Extracted data entries:
[start]
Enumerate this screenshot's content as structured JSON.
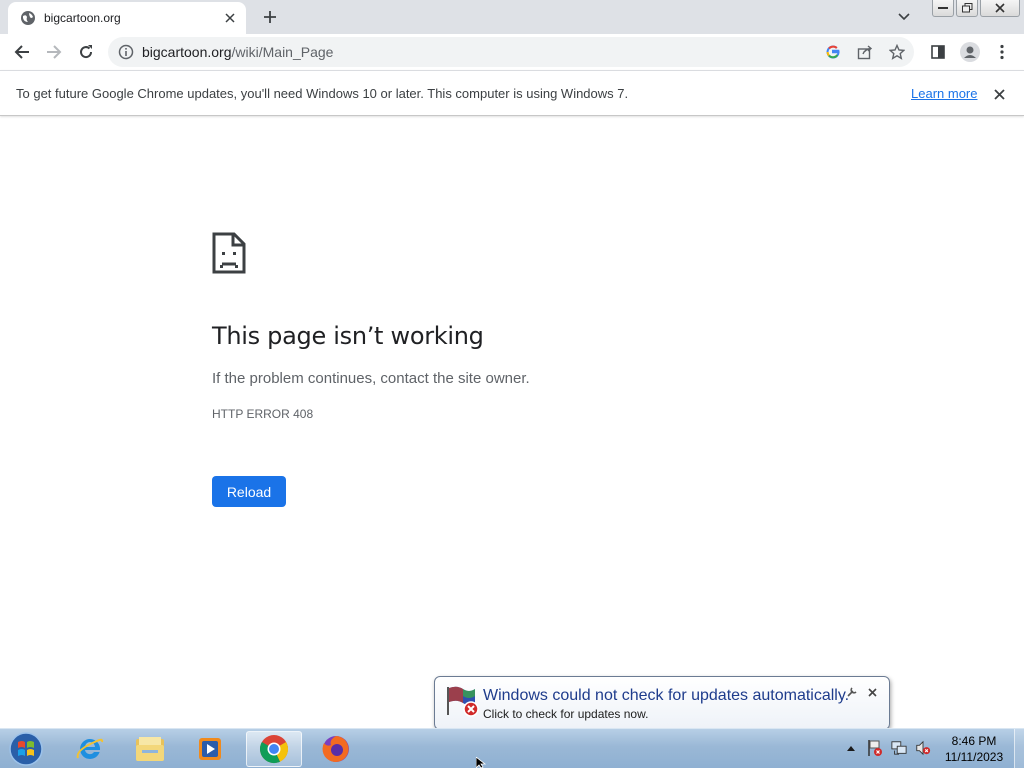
{
  "browser": {
    "tab": {
      "title": "bigcartoon.org",
      "favicon": "globe-icon"
    },
    "toolbar": {
      "url_host": "bigcartoon.org",
      "url_path": "/wiki/Main_Page"
    },
    "infobar": {
      "message": "To get future Google Chrome updates, you'll need Windows 10 or later. This computer is using Windows 7.",
      "link_label": "Learn more"
    }
  },
  "error_page": {
    "title": "This page isn’t working",
    "subtitle": "If the problem continues, contact the site owner.",
    "code": "HTTP ERROR 408",
    "reload_label": "Reload"
  },
  "notification": {
    "title": "Windows could not check for updates automatically.",
    "body": "Click to check for updates now."
  },
  "taskbar": {
    "pinned": [
      "internet-explorer-icon",
      "file-explorer-icon",
      "media-player-icon",
      "chrome-icon",
      "firefox-icon"
    ],
    "clock_time": "8:46 PM",
    "clock_date": "11/11/2023"
  },
  "colors": {
    "accent": "#1a73e8",
    "notification_title": "#1e3c8c"
  }
}
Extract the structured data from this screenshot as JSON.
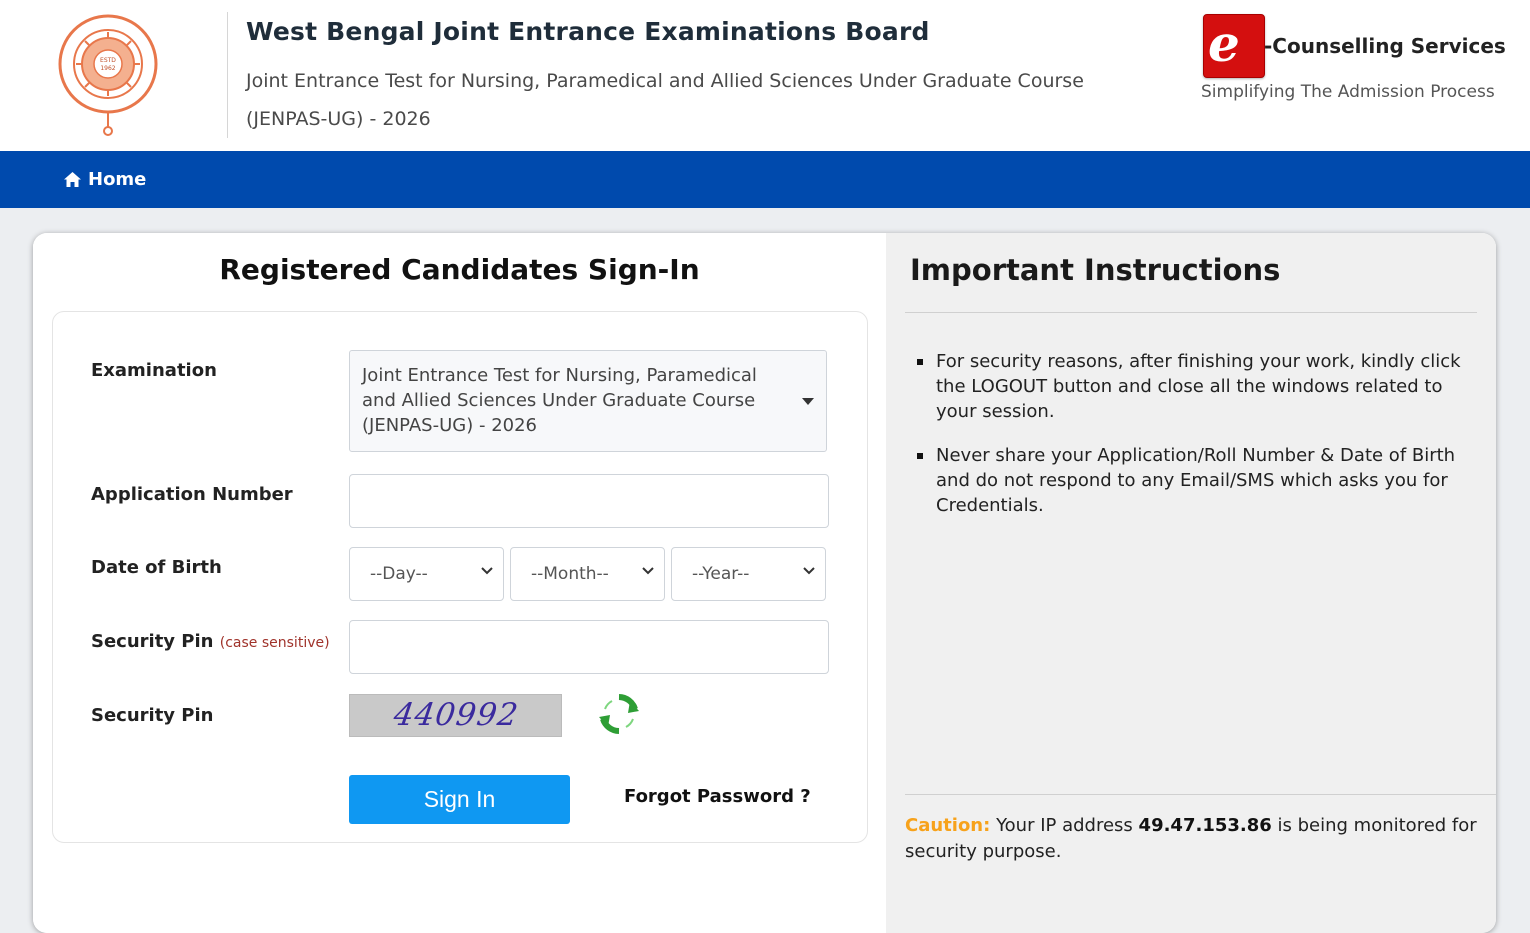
{
  "header": {
    "org_title": "West Bengal Joint Entrance Examinations Board",
    "org_subtitle": "Joint Entrance Test for Nursing, Paramedical and Allied Sciences Under Graduate Course (JENPAS-UG) - 2026",
    "logo_icon": "wbjeeb-emblem-icon",
    "brand": {
      "icon": "e-counselling-logo-icon",
      "icon_letter": "e",
      "name": "-Counselling Services",
      "tagline": "Simplifying The Admission Process",
      "color": "#d40f0f"
    }
  },
  "nav": {
    "home_label": "Home",
    "home_icon": "home-icon",
    "bg_color": "#004aad"
  },
  "signin": {
    "title": "Registered Candidates Sign-In",
    "examination_label": "Examination",
    "examination_value": "Joint Entrance Test for Nursing, Paramedical and Allied Sciences Under Graduate Course (JENPAS-UG) - 2026",
    "application_number_label": "Application Number",
    "application_number_value": "",
    "dob_label": "Date of Birth",
    "dob_day": "--Day--",
    "dob_month": "--Month--",
    "dob_year": "--Year--",
    "security_pin_input_label": "Security Pin",
    "security_pin_note": "(case sensitive)",
    "security_pin_value": "",
    "captcha_label": "Security Pin",
    "captcha_text": "440992",
    "refresh_icon": "refresh-icon",
    "signin_button": "Sign In",
    "signin_button_color": "#0f98f2",
    "forgot_password": "Forgot Password ?"
  },
  "instructions": {
    "title": "Important Instructions",
    "items": [
      "For security reasons, after finishing your work, kindly click the LOGOUT button and close all the windows related to your session.",
      "Never share your Application/Roll Number & Date of Birth and do not respond to any Email/SMS which asks you for Credentials."
    ],
    "caution_label": "Caution:",
    "caution_pre": "Your IP address",
    "ip_address": "49.47.153.86",
    "caution_post": "is being monitored for security purpose.",
    "caution_color": "#f7a21b"
  }
}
[end]
- _Exercise_
Transcribe the whole listing, character for character, but not its images.

- _Final result_
Enumerate this screenshot's content as structured JSON.
{
  "browser": {
    "tab": {
      "title": "bigcartoon.org",
      "favicon": "globe-icon"
    },
    "toolbar": {
      "url_host": "bigcartoon.org",
      "url_path": "/wiki/Main_Page"
    },
    "infobar": {
      "message": "To get future Google Chrome updates, you'll need Windows 10 or later. This computer is using Windows 7.",
      "link_label": "Learn more"
    }
  },
  "error_page": {
    "title": "This page isn’t working",
    "subtitle": "If the problem continues, contact the site owner.",
    "code": "HTTP ERROR 408",
    "reload_label": "Reload"
  },
  "notification": {
    "title": "Windows could not check for updates automatically.",
    "body": "Click to check for updates now."
  },
  "taskbar": {
    "pinned": [
      "internet-explorer-icon",
      "file-explorer-icon",
      "media-player-icon",
      "chrome-icon",
      "firefox-icon"
    ],
    "clock_time": "8:46 PM",
    "clock_date": "11/11/2023"
  },
  "colors": {
    "accent": "#1a73e8",
    "notification_title": "#1e3c8c"
  }
}
Extract the structured data from this screenshot as JSON.
{
  "header": {
    "org_title": "West Bengal Joint Entrance Examinations Board",
    "org_subtitle": "Joint Entrance Test for Nursing, Paramedical and Allied Sciences Under Graduate Course (JENPAS-UG) - 2026",
    "logo_icon": "wbjeeb-emblem-icon",
    "brand": {
      "icon": "e-counselling-logo-icon",
      "icon_letter": "e",
      "name": "-Counselling Services",
      "tagline": "Simplifying The Admission Process",
      "color": "#d40f0f"
    }
  },
  "nav": {
    "home_label": "Home",
    "home_icon": "home-icon",
    "bg_color": "#004aad"
  },
  "signin": {
    "title": "Registered Candidates Sign-In",
    "examination_label": "Examination",
    "examination_value": "Joint Entrance Test for Nursing, Paramedical and Allied Sciences Under Graduate Course (JENPAS-UG) - 2026",
    "application_number_label": "Application Number",
    "application_number_value": "",
    "dob_label": "Date of Birth",
    "dob_day": "--Day--",
    "dob_month": "--Month--",
    "dob_year": "--Year--",
    "security_pin_input_label": "Security Pin",
    "security_pin_note": "(case sensitive)",
    "security_pin_value": "",
    "captcha_label": "Security Pin",
    "captcha_text": "440992",
    "refresh_icon": "refresh-icon",
    "signin_button": "Sign In",
    "signin_button_color": "#0f98f2",
    "forgot_password": "Forgot Password ?"
  },
  "instructions": {
    "title": "Important Instructions",
    "items": [
      "For security reasons, after finishing your work, kindly click the LOGOUT button and close all the windows related to your session.",
      "Never share your Application/Roll Number & Date of Birth and do not respond to any Email/SMS which asks you for Credentials."
    ],
    "caution_label": "Caution:",
    "caution_pre": "Your IP address",
    "ip_address": "49.47.153.86",
    "caution_post": "is being monitored for security purpose.",
    "caution_color": "#f7a21b"
  }
}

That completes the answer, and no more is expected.